[Extracts from a graphics dataset]
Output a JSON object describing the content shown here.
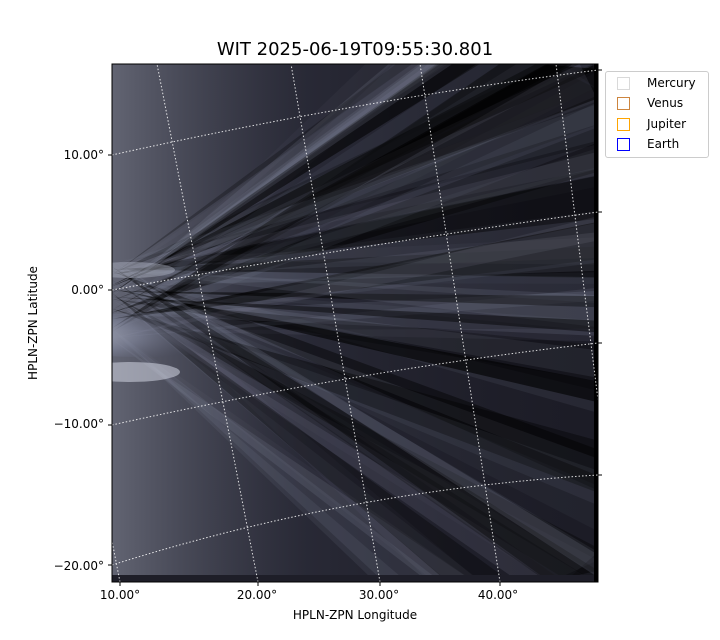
{
  "chart_data": {
    "type": "image",
    "title": "WIT 2025-06-19T09:55:30.801",
    "xlabel": "HPLN-ZPN Longitude",
    "ylabel": "HPLN-ZPN Latitude",
    "x_ticks": [
      "10.00°",
      "20.00°",
      "30.00°",
      "40.00°"
    ],
    "y_ticks": [
      "10.00°",
      "0.00°",
      "−10.00°",
      "−20.00°"
    ],
    "grid": true,
    "colormap": "bone",
    "legend_placement": "outside-top-right",
    "legend": [
      {
        "name": "Mercury",
        "color": "#d9d9d9"
      },
      {
        "name": "Venus",
        "color": "#cd853f"
      },
      {
        "name": "Jupiter",
        "color": "#ffa500"
      },
      {
        "name": "Earth",
        "color": "#0000ff"
      }
    ]
  }
}
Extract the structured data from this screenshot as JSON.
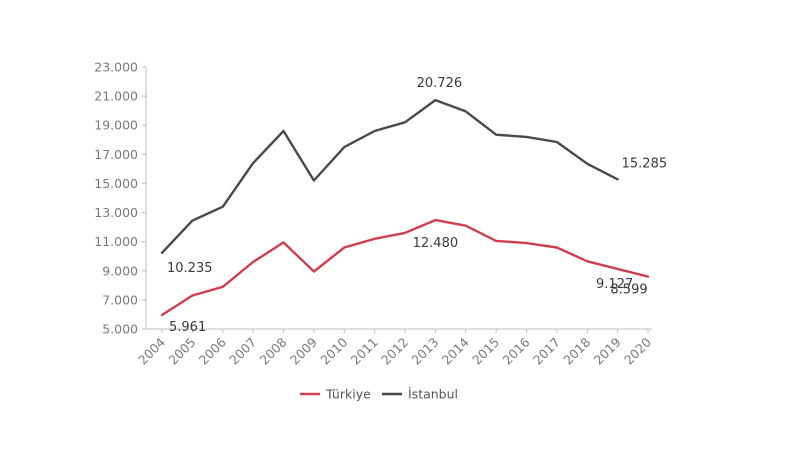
{
  "chart_data": {
    "type": "line",
    "title": "",
    "xlabel": "",
    "ylabel": "",
    "categories": [
      "2004",
      "2005",
      "2006",
      "2007",
      "2008",
      "2009",
      "2010",
      "2011",
      "2012",
      "2013",
      "2014",
      "2015",
      "2016",
      "2017",
      "2018",
      "2019",
      "2020"
    ],
    "ylim": [
      5000,
      23000
    ],
    "yticks": [
      "5.000",
      "7.000",
      "9.000",
      "11.000",
      "13.000",
      "15.000",
      "17.000",
      "19.000",
      "21.000",
      "23.000"
    ],
    "ytick_values": [
      5000,
      7000,
      9000,
      11000,
      13000,
      15000,
      17000,
      19000,
      21000,
      23000
    ],
    "grid": false,
    "legend_position": "bottom",
    "series": [
      {
        "name": "Türkiye",
        "color": "#cf3f4f",
        "values": [
          5961,
          7300,
          7900,
          9600,
          10950,
          8950,
          10600,
          11200,
          11600,
          12480,
          12100,
          11050,
          10900,
          10600,
          9650,
          9127,
          8599
        ]
      },
      {
        "name": "İstanbul",
        "color": "#4a4a4a",
        "values": [
          10235,
          12450,
          13400,
          16400,
          18600,
          15200,
          17500,
          18600,
          19200,
          20726,
          19950,
          18350,
          18200,
          17850,
          16350,
          15285,
          null
        ]
      }
    ],
    "annotations": [
      {
        "series": 0,
        "index": 0,
        "text": "5.961"
      },
      {
        "series": 0,
        "index": 9,
        "text": "12.480"
      },
      {
        "series": 0,
        "index": 15,
        "text": "9.127"
      },
      {
        "series": 0,
        "index": 16,
        "text": "8.599"
      },
      {
        "series": 1,
        "index": 0,
        "text": "10.235"
      },
      {
        "series": 1,
        "index": 9,
        "text": "20.726"
      },
      {
        "series": 1,
        "index": 15,
        "text": "15.285"
      }
    ]
  }
}
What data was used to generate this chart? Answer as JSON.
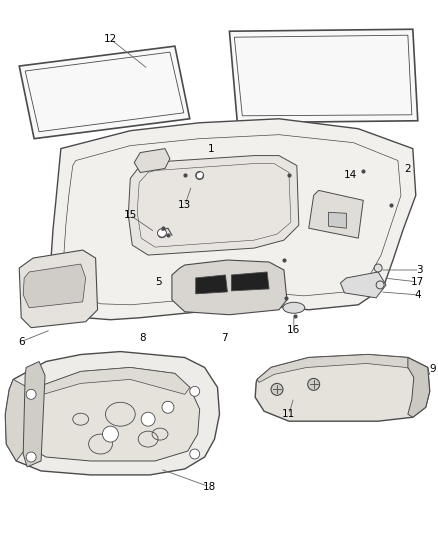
{
  "bg_color": "#ffffff",
  "line_color": "#4a4a4a",
  "fig_width": 4.38,
  "fig_height": 5.33,
  "dpi": 100,
  "label_fontsize": 7.5
}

## Given problem
Return the material exactly as given, apart from the pictures.

## Result
Output a JSON object describing the content shown here.
{
  "chart_data": {
    "type": "image",
    "title": "WIT 2025-06-19T09:55:30.801",
    "xlabel": "HPLN-ZPN Longitude",
    "ylabel": "HPLN-ZPN Latitude",
    "x_ticks": [
      "10.00°",
      "20.00°",
      "30.00°",
      "40.00°"
    ],
    "y_ticks": [
      "10.00°",
      "0.00°",
      "−10.00°",
      "−20.00°"
    ],
    "grid": true,
    "colormap": "bone",
    "legend_placement": "outside-top-right",
    "legend": [
      {
        "name": "Mercury",
        "color": "#d9d9d9"
      },
      {
        "name": "Venus",
        "color": "#cd853f"
      },
      {
        "name": "Jupiter",
        "color": "#ffa500"
      },
      {
        "name": "Earth",
        "color": "#0000ff"
      }
    ]
  }
}
Extract the structured data from this screenshot as JSON.
{
  "chart_data": {
    "type": "line",
    "title": "",
    "xlabel": "",
    "ylabel": "",
    "categories": [
      "2004",
      "2005",
      "2006",
      "2007",
      "2008",
      "2009",
      "2010",
      "2011",
      "2012",
      "2013",
      "2014",
      "2015",
      "2016",
      "2017",
      "2018",
      "2019",
      "2020"
    ],
    "ylim": [
      5000,
      23000
    ],
    "yticks": [
      "5.000",
      "7.000",
      "9.000",
      "11.000",
      "13.000",
      "15.000",
      "17.000",
      "19.000",
      "21.000",
      "23.000"
    ],
    "ytick_values": [
      5000,
      7000,
      9000,
      11000,
      13000,
      15000,
      17000,
      19000,
      21000,
      23000
    ],
    "grid": false,
    "legend_position": "bottom",
    "series": [
      {
        "name": "Türkiye",
        "color": "#cf3f4f",
        "values": [
          5961,
          7300,
          7900,
          9600,
          10950,
          8950,
          10600,
          11200,
          11600,
          12480,
          12100,
          11050,
          10900,
          10600,
          9650,
          9127,
          8599
        ]
      },
      {
        "name": "İstanbul",
        "color": "#4a4a4a",
        "values": [
          10235,
          12450,
          13400,
          16400,
          18600,
          15200,
          17500,
          18600,
          19200,
          20726,
          19950,
          18350,
          18200,
          17850,
          16350,
          15285,
          null
        ]
      }
    ],
    "annotations": [
      {
        "series": 0,
        "index": 0,
        "text": "5.961"
      },
      {
        "series": 0,
        "index": 9,
        "text": "12.480"
      },
      {
        "series": 0,
        "index": 15,
        "text": "9.127"
      },
      {
        "series": 0,
        "index": 16,
        "text": "8.599"
      },
      {
        "series": 1,
        "index": 0,
        "text": "10.235"
      },
      {
        "series": 1,
        "index": 9,
        "text": "20.726"
      },
      {
        "series": 1,
        "index": 15,
        "text": "15.285"
      }
    ]
  }
}
What data was used to generate this chart? Answer as JSON.
{
  "bg_color": "#ffffff",
  "line_color": "#4a4a4a",
  "fig_width": 4.38,
  "fig_height": 5.33,
  "dpi": 100,
  "label_fontsize": 7.5
}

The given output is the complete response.